[Entries from a dataset]
==========
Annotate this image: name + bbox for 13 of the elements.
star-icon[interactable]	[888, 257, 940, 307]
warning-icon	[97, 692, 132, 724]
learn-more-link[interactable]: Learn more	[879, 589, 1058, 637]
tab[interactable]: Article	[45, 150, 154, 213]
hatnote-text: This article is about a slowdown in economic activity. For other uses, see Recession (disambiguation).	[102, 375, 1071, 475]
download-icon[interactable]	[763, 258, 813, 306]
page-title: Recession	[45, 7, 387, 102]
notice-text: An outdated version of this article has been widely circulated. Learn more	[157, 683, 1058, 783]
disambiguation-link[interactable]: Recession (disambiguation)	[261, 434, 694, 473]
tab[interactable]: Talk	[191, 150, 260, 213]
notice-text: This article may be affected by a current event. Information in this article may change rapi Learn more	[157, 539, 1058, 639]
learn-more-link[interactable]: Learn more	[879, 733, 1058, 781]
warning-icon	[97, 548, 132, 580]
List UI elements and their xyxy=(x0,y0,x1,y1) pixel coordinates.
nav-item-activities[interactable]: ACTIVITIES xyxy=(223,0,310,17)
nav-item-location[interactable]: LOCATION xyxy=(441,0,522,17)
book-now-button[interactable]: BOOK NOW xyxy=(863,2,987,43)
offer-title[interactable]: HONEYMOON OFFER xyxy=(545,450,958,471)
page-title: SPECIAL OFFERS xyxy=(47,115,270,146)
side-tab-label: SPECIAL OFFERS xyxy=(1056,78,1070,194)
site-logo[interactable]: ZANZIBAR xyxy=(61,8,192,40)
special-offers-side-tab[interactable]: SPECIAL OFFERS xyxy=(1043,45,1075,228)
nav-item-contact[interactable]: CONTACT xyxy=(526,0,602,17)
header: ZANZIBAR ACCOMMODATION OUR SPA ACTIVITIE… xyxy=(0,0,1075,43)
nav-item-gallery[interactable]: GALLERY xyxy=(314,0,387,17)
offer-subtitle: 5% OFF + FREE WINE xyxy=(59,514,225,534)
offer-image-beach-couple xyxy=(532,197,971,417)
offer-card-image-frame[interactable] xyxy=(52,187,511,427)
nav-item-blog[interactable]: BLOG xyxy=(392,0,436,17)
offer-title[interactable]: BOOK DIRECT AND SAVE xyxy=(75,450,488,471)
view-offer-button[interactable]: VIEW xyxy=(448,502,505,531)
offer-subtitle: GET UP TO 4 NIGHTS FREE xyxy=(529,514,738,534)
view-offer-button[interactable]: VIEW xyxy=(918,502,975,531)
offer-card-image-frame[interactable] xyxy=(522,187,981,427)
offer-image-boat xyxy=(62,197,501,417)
==========
**WHAT THE EXERCISE ASKS**
Pull out each line of the entries above that contains the word "view".

**WRITTEN RESPONSE**
view-offer-button[interactable]: VIEW xyxy=(448,502,505,531)
view-offer-button[interactable]: VIEW xyxy=(918,502,975,531)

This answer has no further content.